What the task requires
Track down the lines that contain "Jeseník" and copy them.

Data entries:
········

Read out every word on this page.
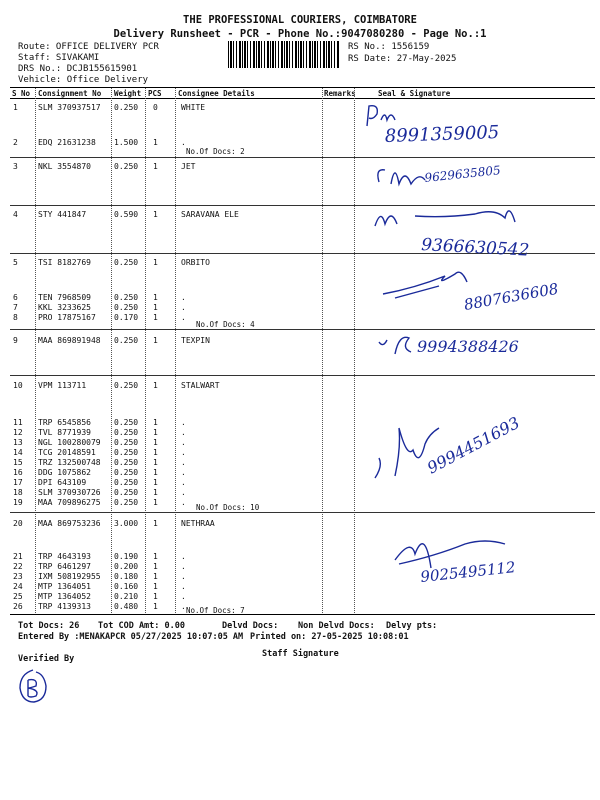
THE PROFESSIONAL COURIERS, COIMBATORE
Delivery Runsheet - PCR - Phone No.:9047080280 - Page No.:1
Route: OFFICE DELIVERY PCR
Staff: SIVAKAMI
DRS No.: DCJB155615901
Vehicle: Office Delivery
RS No.: 1556159
RS Date: 27-May-2025
S No Consignment No Weight PCS Consignee Details	Remarks	Seal & Signature
1	SLM 370937517 0.250 0	WHITE
2	EDQ 21631238 1.500 1	.
3	NKL 3554870	0.250 1	JET
4	STY 441847	0.590 1	SARAVANA ELE
5	TSI 8182769	0.250 1	ORBITO
6	TEN 7968509	0.250 1	.
7	KKL 3233625	0.250 1	.
8	PRO 17875167 0.170 1	.
9	MAA 869891948 0.250 1	TEXPIN
10 VPM 113711	0.250 1	STALWART
11 TRP 6545856	0.250 1	.
12 TVL 8771939	0.250 1	.
13 NGL 100280079 0.250 1	.
14 TCG 20148591 0.250 1	.
15 TRZ 132500748 0.250 1	.
16 DDG 1075862	0.250 1	.
17 DPI 643109	0.250 1	.
18 SLM 370930726 0.250 1	.
19 MAA 709896275 0.250 1	.
20 MAA 869753236 3.000 1	NETHRAA
21 TRP 4643193	0.190 1	.
22 TRP 6461297	0.200 1	.
23 IXM 508192955 0.180 1	.
24 MTP 1364051	0.160 1	.
25 MTP 1364052	0.210 1	.
26 TRP 4139313	0.480 1	.
No.Of Docs: 2
No.Of Docs: 4
No.Of Docs: 10
No.Of Docs: 7
8991359005
9629635805
9366630542
8807636608
9994388426
9994451693
9025495112
Tot Docs: 26 Tot COD Amt: 0.00	Delvd Docs: Non Delvd Docs: Delvy pts:
Entered By :MENAKAPCR 05/27/2025 10:07:05 AM Printed on: 27-05-2025 10:08:01
Verified By	Staff Signature
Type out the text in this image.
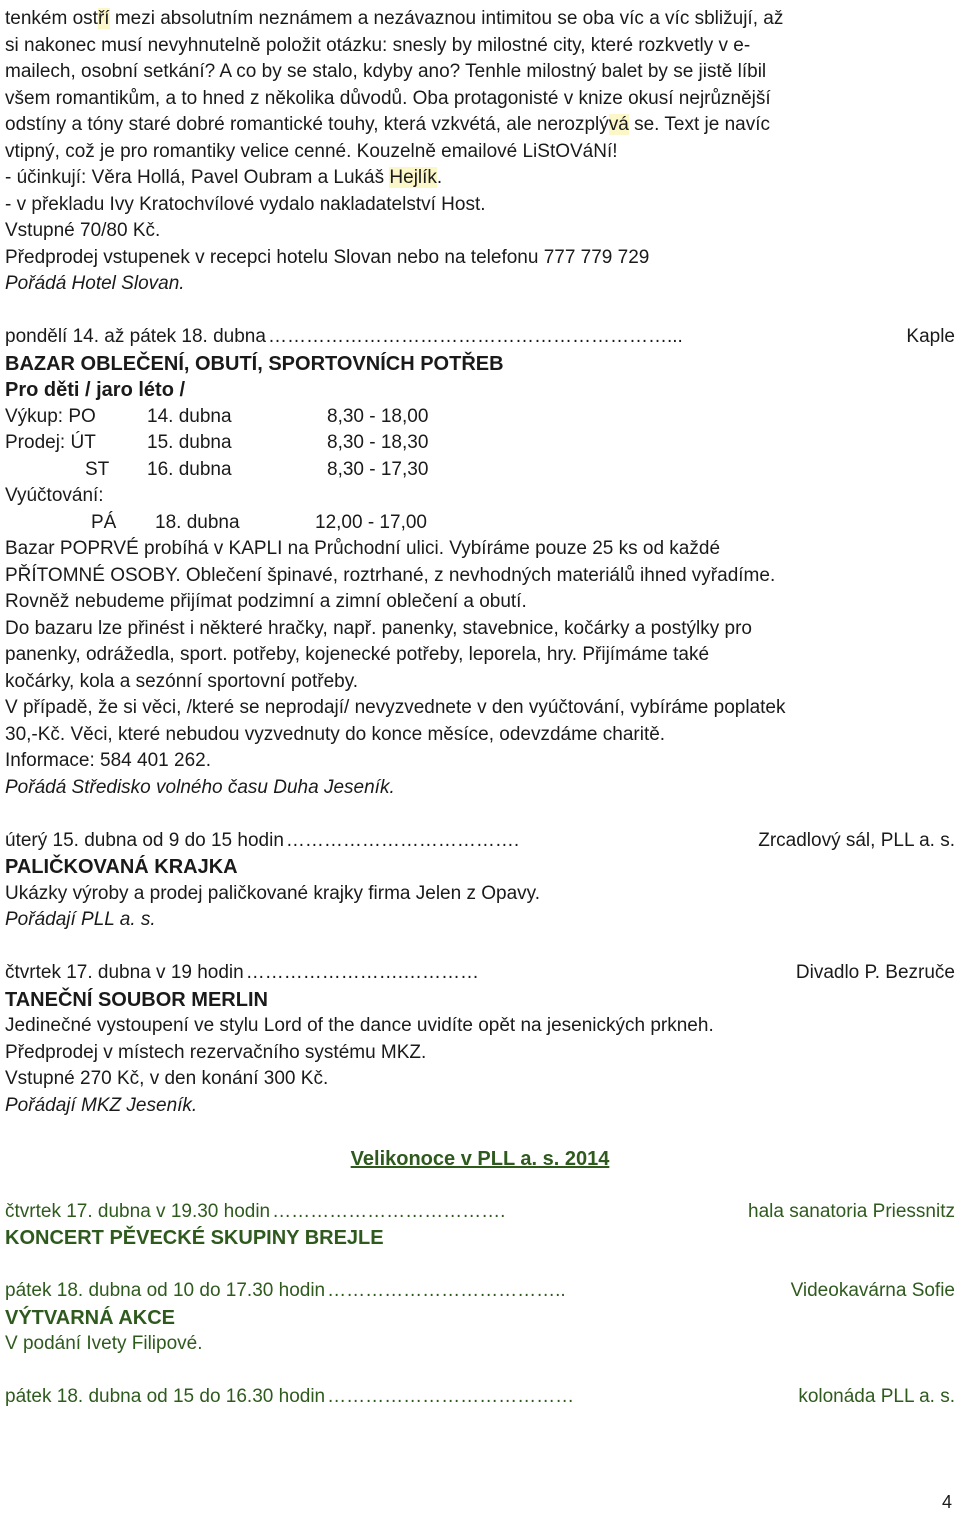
tenkém ostří mezi absolutním neznámem a nezávaznou intimitou se oba víc a víc sbližují, až
si nakonec musí nevyhnutelně položit otázku: snesly by milostné city, které rozkvetly v e-
mailech, osobní setkání? A co by se stalo, kdyby ano? Tenhle milostný balet by se jistě líbil
všem romantikům, a to hned z několika důvodů. Oba protagonisté v knize okusí nejrůznější
odstíny a tóny staré dobré romantické touhy, která vzkvétá, ale nerozplývá se. Text je navíc
vtipný, což je pro romantiky velice cenné. Kouzelně emailové LiStOVáNí!
- účinkují: Věra Hollá, Pavel Oubram a Lukáš Hejlík.
- v překladu Ivy Kratochvílové vydalo nakladatelství Host.
Vstupné 70/80 Kč.
Předprodej vstupenek v recepci hotelu Slovan nebo na telefonu 777 779 729
Pořádá Hotel Slovan.
pondělí 14. až pátek 18. dubna ………………………………………………………...	Kaple
BAZAR OBLEČENÍ, OBUTÍ, SPORTOVNÍCH POTŘEB
Pro děti / jaro léto /
Výkup: PO	14. dubna	8,30 - 18,00
Prodej: ÚT	15. dubna	8,30 - 18,30
ST 16. dubna	8,30 - 17,30
Vyúčtování:
PÁ 18. dubna	12,00 - 17,00
Bazar POPRVÉ probíhá v KAPLI na Průchodní ulici. Vybíráme pouze 25 ks od každé
PŘÍTOMNÉ OSOBY. Oblečení špinavé, roztrhané, z nevhodných materiálů ihned vyřadíme.
Rovněž nebudeme přijímat podzimní a zimní oblečení a obutí.
Do bazaru lze přinést i některé hračky, např. panenky, stavebnice, kočárky a postýlky pro
panenky, odrážedla, sport. potřeby, kojenecké potřeby, leporela, hry. Přijímáme také
kočárky, kola a sezónní sportovní potřeby.
V případě, že si věci, /které se neprodají/ nevyzvednete v den vyúčtování, vybíráme poplatek
30,-Kč. Věci, které nebudou vyzvednuty do konce měsíce, odevzdáme charitě.
Informace: 584 401 262.
Pořádá Středisko volného času Duha Jeseník.
úterý 15. dubna od 9 do 15 hodin ……………………………….	Zrcadlový sál, PLL a. s.
PALIČKOVANÁ KRAJKA
Ukázky výroby a prodej paličkované krajky firma Jelen z Opavy.
Pořádají PLL a. s.
čtvrtek 17. dubna v 19 hodin …………………….…………	Divadlo P. Bezruče
TANEČNÍ SOUBOR MERLIN
Jedinečné vystoupení ve stylu Lord of the dance uvidíte opět na jesenických prkneh.
Předprodej v místech rezervačního systému MKZ.
Vstupné 270 Kč, v den konání 300 Kč.
Pořádají MKZ Jeseník.
Velikonoce v PLL a. s. 2014
čtvrtek 17. dubna v 19.30 hodin ……………………………….	hala sanatoria Priessnitz
KONCERT PĚVECKÉ SKUPINY BREJLE
pátek 18. dubna od 10 do 17.30 hodin ………………………………..	Videokavárna Sofie
VÝTVARNÁ AKCE
V podání Ivety Filipové.
pátek 18. dubna od 15 do 16.30 hodin …………………………………	kolonáda PLL a. s.
4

········

Finished answer
Pořádá Středisko volného času Duha Jeseník.
Pořádají MKZ Jeseník.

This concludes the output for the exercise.